● ОТРЫВОК ДЛЯ ЧТЕНИЯ

########

Вряд ли тут требуется комментарий. Разве кто-то из нас подобным образом не думал. Но так сказал только он — Николай Дорошенко.
Ну и, может быть ещё об одном: «В ночь на четвёртое октября одна тысяча девятьсот девяносто третьего года Ренат Маратович вроде бы и не спал вовсе, а всего лишь, дочитав «Сияющие дали» Жака Атали, сначала мрачно размышлял о прочитанном, а затем, не погасив лампу и с опрокинутой на грудь книгой, блуждал в той пустоте, которая вдруг объяла его со всех сторон. И мысли его вокруг этой пустоты обрели такую прозрачность, что он уже не мог их различить. Но — всё-таки он продолжал жить остатками своего упрямо непотухающего сознания...».
Это — прелюдия к повести «Ушедшие», где — о той драме, которая случилась у нас в конституционный кризис, когда у Белого дома русские, сбитые с толку теми, кто делил власть, на глазах у всего мира убивали друг друга. И вот эта прелюдия, выраженная не звучанием музыкальных инструментов и даже не стихотворением, а лишь «презренной прозой» в руках художника даёт такой эффект, будто слушаешь Чайковского или читаешь Блока.
Много ещё можно приводить примеров такого эффекта, когда слова во фразе подобраны и расставлены так, что написанное обретает звучание чего-то магического, и ты не в силах оторваться, чтобы не дочитать повесть. Но и тогда тебе мало. И хочется ещё и ещё. Но книга заканчивается, и остаётся постоянная благодарность её автору за то, что «приподнял», за то, что дал возможность «отрешиться и воспарить». Хотя суть всех его историй реальная и земная. Вот почему мне и хотелось сказать немножко о поэзии Николая Дорошенко.

########

● МАТЕРИАЛ ДЛЯ ЗАДАНИЯ
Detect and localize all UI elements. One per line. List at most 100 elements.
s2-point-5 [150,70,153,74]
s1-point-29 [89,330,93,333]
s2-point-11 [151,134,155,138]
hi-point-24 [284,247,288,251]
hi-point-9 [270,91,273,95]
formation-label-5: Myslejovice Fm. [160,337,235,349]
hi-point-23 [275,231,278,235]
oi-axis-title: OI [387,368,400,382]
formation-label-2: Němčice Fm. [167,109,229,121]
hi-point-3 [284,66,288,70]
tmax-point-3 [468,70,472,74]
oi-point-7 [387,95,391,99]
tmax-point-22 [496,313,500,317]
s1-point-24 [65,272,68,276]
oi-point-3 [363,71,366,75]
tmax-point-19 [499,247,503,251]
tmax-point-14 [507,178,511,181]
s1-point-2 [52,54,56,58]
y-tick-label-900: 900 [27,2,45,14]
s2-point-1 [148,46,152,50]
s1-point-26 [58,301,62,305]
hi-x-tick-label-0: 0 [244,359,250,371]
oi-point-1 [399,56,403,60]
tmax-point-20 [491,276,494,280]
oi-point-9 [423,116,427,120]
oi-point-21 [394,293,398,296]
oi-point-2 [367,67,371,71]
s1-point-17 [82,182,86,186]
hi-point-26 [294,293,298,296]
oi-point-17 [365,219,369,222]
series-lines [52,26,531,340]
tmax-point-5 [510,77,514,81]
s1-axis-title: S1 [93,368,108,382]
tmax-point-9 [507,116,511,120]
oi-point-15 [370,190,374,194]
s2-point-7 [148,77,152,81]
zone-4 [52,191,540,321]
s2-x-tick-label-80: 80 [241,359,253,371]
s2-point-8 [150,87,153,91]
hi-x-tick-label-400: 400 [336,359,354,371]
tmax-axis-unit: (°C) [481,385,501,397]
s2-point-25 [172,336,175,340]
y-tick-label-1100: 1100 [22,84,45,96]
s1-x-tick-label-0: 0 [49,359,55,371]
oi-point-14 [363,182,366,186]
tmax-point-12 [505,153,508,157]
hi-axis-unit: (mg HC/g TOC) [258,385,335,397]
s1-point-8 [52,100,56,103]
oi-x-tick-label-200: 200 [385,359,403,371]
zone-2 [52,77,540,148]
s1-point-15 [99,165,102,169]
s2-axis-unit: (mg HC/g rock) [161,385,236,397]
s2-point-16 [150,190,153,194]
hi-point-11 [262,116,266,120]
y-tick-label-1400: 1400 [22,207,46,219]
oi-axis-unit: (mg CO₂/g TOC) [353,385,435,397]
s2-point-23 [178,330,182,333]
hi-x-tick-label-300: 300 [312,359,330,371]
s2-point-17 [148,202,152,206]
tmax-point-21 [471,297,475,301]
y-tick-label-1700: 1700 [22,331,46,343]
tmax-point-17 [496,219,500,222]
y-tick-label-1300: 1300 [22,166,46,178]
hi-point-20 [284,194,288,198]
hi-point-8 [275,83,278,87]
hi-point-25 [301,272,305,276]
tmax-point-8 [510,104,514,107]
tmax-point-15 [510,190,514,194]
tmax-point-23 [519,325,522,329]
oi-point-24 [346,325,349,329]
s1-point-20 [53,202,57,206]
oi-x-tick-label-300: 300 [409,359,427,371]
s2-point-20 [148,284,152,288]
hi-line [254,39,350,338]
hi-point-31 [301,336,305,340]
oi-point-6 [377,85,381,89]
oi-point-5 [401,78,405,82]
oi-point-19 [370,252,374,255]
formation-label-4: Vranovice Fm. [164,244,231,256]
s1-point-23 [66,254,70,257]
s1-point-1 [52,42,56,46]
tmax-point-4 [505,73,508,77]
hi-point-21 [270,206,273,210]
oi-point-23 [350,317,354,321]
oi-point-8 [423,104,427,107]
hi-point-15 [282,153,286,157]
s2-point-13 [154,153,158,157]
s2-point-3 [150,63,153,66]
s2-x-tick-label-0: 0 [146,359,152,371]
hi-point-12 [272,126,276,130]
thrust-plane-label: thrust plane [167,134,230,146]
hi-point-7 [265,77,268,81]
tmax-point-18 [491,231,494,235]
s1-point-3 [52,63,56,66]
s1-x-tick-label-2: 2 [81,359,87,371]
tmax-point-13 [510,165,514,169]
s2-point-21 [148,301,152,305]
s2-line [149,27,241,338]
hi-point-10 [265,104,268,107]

########

● ЧТО СДЕЛАТЬ
#1 Повторите строки листинга, начиная с самой первой и заканчивая строкой, где стоит "formation-label-2: Němčice Fm.", включительно.
#2 Продолжите отрывок о прозе Николая Дорошенко, начав сразу после его последнего предложения.
Отрывок и листинг взяты из разных источников.

● РЕЗУЛЬТАТЫ ЗАДАНИЙ
#1
Detect and localize all UI elements. One per line. List at most 100 elements.
s2-point-5 [150,70,153,74]
s1-point-29 [89,330,93,333]
s2-point-11 [151,134,155,138]
hi-point-24 [284,247,288,251]
hi-point-9 [270,91,273,95]
formation-label-5: Myslejovice Fm. [160,337,235,349]
hi-point-23 [275,231,278,235]
oi-axis-title: OI [387,368,400,382]
formation-label-2: Němčice Fm. [167,109,229,121]

#2
Конечно, и о других аспектах его творчества — глубине, философии, психологии, гражданственности... можно говорить и говорить бесконечно. Но это уже замечательно сделали такие уважаемые в литературе люди, как Владимир Личутин, Сэда Вермишева, Валентина Ефимовская, Владимир Бондаренко...
Мне же хотелось сказать ещё вот о чём. Когда читаю Дорошенко, порой думаю и об «Антоновских яблоках» Бунина, и о «Степи» Чехова, и о «Тихом Доне» Шолохова, и о Пришвине, и о Бианки, и о Паустовском... Но о ком бы из тех, кого уже отобрало время — наш самый беспристрастный судья — ни думал, возвращаюсь к мыслям о Дорошенко, потому что его, похоже, тоже отобрало время. Сужу об этом оттого, что с не меньшим, чем моё поколение, вниманием его читают и поколение моих родителей, и поколение моих детей. И все одинаково ему благодарны.
Поэтому спасибо Вам, Николай Иванович. Пишите как можно чаще, больше и дольше. И дай Бог здоровья. Всё остальное Вам по силам и по таланту.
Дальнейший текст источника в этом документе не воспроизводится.